_Problem statement:_ Determine how many lines contain the string "JSON". Reply with that figure and nothing else.

Dataset records:
================

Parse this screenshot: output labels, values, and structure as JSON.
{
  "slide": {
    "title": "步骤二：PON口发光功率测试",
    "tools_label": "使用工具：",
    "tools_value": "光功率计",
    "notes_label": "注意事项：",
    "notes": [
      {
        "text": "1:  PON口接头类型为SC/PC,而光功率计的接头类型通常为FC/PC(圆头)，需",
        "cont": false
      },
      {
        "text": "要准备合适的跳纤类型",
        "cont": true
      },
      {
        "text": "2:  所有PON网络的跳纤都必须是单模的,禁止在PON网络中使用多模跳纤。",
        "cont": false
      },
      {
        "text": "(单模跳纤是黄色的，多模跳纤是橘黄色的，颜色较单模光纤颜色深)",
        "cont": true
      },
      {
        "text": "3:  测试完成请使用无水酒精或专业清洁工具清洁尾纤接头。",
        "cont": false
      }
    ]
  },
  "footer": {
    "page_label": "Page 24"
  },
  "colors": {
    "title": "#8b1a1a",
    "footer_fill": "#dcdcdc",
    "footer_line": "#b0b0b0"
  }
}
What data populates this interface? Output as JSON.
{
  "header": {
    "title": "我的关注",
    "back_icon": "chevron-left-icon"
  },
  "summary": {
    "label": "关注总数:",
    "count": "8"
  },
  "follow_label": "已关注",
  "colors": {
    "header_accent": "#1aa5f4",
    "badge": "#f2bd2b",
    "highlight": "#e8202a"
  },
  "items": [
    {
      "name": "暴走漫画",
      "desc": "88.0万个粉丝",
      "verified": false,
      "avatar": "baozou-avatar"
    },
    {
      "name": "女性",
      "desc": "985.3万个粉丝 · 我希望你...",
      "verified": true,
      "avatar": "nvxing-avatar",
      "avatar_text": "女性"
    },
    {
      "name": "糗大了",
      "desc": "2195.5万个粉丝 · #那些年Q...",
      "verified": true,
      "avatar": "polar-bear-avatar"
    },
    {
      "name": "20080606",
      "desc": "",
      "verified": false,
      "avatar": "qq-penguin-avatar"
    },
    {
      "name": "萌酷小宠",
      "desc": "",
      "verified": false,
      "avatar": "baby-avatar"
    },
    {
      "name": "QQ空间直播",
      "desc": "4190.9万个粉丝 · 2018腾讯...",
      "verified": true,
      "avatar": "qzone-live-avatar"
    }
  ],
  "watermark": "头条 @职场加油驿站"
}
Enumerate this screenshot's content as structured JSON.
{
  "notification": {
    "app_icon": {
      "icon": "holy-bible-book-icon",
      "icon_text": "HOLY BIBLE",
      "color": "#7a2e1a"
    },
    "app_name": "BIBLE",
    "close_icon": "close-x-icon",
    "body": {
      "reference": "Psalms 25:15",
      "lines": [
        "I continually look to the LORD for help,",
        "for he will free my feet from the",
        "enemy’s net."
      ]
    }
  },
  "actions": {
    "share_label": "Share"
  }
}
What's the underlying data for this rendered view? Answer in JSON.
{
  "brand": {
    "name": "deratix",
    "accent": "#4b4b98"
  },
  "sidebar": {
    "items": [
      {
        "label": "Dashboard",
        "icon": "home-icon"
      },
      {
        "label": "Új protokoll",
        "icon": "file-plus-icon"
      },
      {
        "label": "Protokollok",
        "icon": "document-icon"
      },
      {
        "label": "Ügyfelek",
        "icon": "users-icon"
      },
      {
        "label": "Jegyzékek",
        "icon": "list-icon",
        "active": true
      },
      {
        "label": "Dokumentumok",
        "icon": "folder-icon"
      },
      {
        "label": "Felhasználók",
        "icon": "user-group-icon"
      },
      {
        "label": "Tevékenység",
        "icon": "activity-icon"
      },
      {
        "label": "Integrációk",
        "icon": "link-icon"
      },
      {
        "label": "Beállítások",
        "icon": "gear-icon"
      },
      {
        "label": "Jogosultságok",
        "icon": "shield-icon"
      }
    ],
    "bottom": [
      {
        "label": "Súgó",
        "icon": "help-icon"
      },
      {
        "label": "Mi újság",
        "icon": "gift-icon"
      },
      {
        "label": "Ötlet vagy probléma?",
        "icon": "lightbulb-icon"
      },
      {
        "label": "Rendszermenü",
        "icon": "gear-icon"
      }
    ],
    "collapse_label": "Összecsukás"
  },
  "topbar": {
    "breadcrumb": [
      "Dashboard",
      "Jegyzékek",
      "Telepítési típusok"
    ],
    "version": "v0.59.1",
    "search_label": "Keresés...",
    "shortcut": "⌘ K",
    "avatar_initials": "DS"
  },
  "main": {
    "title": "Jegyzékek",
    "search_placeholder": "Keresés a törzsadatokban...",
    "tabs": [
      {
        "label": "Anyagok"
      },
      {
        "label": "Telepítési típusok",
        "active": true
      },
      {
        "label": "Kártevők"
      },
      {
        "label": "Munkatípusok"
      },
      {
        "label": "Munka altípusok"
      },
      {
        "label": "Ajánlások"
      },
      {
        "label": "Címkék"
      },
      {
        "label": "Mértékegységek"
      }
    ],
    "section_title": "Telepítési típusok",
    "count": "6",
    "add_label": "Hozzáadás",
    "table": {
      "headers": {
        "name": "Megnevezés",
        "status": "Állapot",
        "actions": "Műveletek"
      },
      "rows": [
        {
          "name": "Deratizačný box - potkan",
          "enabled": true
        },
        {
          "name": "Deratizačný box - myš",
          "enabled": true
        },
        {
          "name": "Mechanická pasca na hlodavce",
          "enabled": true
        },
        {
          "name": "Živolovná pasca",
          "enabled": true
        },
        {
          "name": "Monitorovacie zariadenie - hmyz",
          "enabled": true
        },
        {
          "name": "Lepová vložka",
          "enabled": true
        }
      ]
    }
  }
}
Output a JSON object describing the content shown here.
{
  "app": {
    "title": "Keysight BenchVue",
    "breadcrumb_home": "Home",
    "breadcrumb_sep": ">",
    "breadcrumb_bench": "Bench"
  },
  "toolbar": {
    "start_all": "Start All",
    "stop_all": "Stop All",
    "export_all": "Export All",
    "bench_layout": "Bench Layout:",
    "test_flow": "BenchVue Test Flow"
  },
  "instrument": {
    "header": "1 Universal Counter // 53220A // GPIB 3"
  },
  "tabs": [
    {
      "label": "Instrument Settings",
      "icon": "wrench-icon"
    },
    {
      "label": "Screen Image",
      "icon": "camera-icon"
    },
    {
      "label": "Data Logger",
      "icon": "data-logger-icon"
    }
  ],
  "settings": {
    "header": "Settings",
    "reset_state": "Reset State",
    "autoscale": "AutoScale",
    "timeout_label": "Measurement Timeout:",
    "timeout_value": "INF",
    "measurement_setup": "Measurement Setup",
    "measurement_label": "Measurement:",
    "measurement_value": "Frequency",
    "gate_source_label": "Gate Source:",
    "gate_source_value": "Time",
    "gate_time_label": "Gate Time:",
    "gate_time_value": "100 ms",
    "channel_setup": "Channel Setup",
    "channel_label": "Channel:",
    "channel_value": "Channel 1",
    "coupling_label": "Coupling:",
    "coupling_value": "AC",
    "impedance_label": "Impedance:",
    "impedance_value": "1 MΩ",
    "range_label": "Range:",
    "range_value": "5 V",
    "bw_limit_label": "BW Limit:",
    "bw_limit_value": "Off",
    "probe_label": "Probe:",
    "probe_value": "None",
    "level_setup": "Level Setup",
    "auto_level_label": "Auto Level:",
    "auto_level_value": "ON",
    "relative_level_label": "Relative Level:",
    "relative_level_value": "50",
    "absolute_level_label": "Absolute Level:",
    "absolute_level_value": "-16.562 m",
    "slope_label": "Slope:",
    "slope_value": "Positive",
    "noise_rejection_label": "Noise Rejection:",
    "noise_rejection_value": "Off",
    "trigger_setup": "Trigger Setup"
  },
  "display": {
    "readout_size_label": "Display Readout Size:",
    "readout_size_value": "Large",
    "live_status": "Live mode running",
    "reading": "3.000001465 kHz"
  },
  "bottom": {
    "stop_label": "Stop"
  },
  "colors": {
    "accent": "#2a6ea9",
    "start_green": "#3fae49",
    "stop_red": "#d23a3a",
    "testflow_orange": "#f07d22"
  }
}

================

_Worked solution:_ 5